▶ EXCERTO DO TEXTO
_ _ _ _

Duas semanas depois de ter assumido o cargo, o primeiro-ministro António Costa escreveu uma carta ao presidentes da Comissão Europeia e do Banco Central Europeu a manifestar a sua preocupação com a situação da banca portuguesa. Neste documento, que foi revelado esta quarta-feira na comissão parlamentar de inquérito ao Banif pelo deputado do PSD, Marques Guedes, António Costa defende um banco público sólido e a consolidação de bancos privados e alerta para a necessidade de “um pacote” que permita às instituições regressar aos lucros e restaurar a sua capacidade de dar crédito à economia,

Na carta a Mario Draghi e a Jean-Claude Juncker, que data de 14 de dezembro, uma semana antes de ser decidida a resolução do Banif, António Costa revela as fortes pressões no sistema financeiro português, referindo os casos do Banif e do Novo Banco, cuja reestruturação estava também a ser negociada com a Comissão Europeia.

Para o primeiro-ministro, um evento negativo nestas duas instituições poderia “desencadear efeitos em outros bancos”, pelo que é necessário, defendeu, que o mercado conheça uma “estratégia bem definida para o setor“, o que no atual enquadramento institucional da união bancária precisa do “apoio e compromisso das instituições europeias”.

Neste apelo por escrito, António Costa revela a sua estratégia para o setor bancário e que passa pela consolidação “em dois pilares: um banco público sólido e menos bancos privados mais fortes”. Este segundo pilar acabou por ser reforçado com a venda do Banif ao Santander, depois de a autoridade da concorrência europeia ter chumbado a integração do banco na Caixa Geral de Depósitos.

António Costa ainda não levanta o tema da recapitalização da Caixa, mas reconhece que o banco público “precisa de atingir as metas estabelecidas no plano de reestruturação, melhorando a sua operação de banca de investimento”.

Resolução de bancos tem sido ineficaz

O primeiro-ministro alerta ainda para ineficácia da estratégia seguida até agora, de “recapitalizações infindáveis” e ajudas de Estado e aponta para a necessidade de definir em colaboração com as instâncias europeias “um pacote” que permita aos bancos regressar aos lucros e voltar a dar crédito à economia, no que terá sido uma primeira abordagem à solução do banco mau.

_ _ _ _

▶ INFORMAÇÃO FORNECIDA

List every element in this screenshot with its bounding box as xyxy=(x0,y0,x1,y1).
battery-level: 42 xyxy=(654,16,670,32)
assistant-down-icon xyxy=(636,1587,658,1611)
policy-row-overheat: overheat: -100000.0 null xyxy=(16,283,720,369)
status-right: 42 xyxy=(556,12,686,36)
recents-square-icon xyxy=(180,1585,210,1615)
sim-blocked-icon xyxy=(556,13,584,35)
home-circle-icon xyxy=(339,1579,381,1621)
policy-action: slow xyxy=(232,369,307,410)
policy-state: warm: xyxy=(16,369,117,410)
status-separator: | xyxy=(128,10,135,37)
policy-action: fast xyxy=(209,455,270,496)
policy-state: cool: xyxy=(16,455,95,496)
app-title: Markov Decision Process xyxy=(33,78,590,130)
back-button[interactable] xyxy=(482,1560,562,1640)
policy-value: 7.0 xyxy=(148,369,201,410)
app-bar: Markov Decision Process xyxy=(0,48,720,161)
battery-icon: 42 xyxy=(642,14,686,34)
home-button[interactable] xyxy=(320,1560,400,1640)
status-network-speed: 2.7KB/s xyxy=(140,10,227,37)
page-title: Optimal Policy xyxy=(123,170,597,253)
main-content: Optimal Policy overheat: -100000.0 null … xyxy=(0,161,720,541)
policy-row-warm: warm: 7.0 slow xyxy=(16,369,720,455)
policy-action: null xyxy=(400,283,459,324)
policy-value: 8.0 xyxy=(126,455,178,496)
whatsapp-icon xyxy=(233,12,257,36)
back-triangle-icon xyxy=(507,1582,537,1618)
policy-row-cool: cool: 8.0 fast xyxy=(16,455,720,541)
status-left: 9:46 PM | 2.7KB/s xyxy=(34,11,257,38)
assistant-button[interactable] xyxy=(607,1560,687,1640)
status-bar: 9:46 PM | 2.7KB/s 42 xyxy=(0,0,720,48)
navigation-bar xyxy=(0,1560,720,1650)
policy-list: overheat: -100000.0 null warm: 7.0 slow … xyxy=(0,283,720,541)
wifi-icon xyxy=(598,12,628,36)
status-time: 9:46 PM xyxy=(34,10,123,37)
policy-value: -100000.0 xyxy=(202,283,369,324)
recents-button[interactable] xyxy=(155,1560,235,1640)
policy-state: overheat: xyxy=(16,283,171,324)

_ _ _ _

▶ TAREFAS A REALIZAR
**A)** Segundo o excerto sobre a carta de António Costa, em que data foi escrita a carta a Mario Draghi e a Jean-Claude Juncker?
**B)** Com base no excerto sobre a carta de António Costa, explique em uma a três frases por que razão o primeiro-ministro defende que o mercado conheça uma estratégia bem definida para o setor bancário.
**C)** Prossiga o excerto sobre a carta de António Costa a partir da última frase apresentada.
As linhas não têm qualquer papel neste trabalho.

▶ RESPOSTAS POR TAREFA
**A)** A carta data de 14 de dezembro.

**B)** Para o primeiro-ministro, um evento negativo no Banif e no Novo Banco poderia desencadear efeitos em outros bancos. Por isso, defende que o mercado conheça uma estratégia bem definida para o setor. No enquadramento institucional da união bancária, essa estratégia precisa do apoio e compromisso das instituições europeias.

**C)**
A criação de um veículo para absorver os ativos de má qualidade dos bancos nacionais tem sido defendida por António Costa, mas também por Carlos Costa, governador do Banco de Portugal, que foi ouvido esta quarta-feira na comissão de inquérito ao Banif.

Na carta aos líderes europeus, o primeiro-ministro destaca a importância de avaliar a extensão total dos empréstimos em incumprimento e a exposição ao imobiliário dos bancos portugueses, porque estes fatores têm um impacto negativo não só na capacidade de os bancos darem lucros, mas também na capacidade de concederem financiamento a projetos novos e viáveis.

Remete ainda para a solução adotada em países como a Irlanda e Espanha para responder ao problema dos ativos de má qualidade.

Fracasso no modelo resolução seria mensagem errada aos mercados

Recordando a linha de recapitalização da banca prevista no programa de assistência a Portugal, António Costa realça que no rescaldo da aplicação desses fundos, o terceiro e o oitavo bancos estão em processos de resolução — a decisão para o Banif só seria conhecida uma semana depois.

“Este não é o futuro que pretendemos para a economia portuguesa, nem será o futuro, acredito, que vocês defendem para a Europa.”

Nesta carta a Draghi e a Juncker, António Costa pede uma reunião, o mais depressa possível, que se veio a realizar, para definir “uma estratégia global de intervenção no sistema financeiro”, bem como os calendários de capitalização e venda do Novo Banco e do Banif.

A situação financeira do Fundo de Resolução que foi outra das preocupações partilhadas com os mais altos responsáveis europeus.

Lembrando a resolução do Banco Espírito Santo em agosto de 2014, António Costa assinalou que o Fundo de Resolução pode precisar de fundos adicionais que não possui — nesta altura ainda se admitia fazer um aumento de capital no Novo Banco — concluindo ainda que isto seria “um teste ao modelo europeu de resolução”. Um fracasso futuro iria enviar uma “mensagem errada aos mercados, em particular porque o fundo de resolução europeu só estará totalmente capitalizado daqui a oito anos”.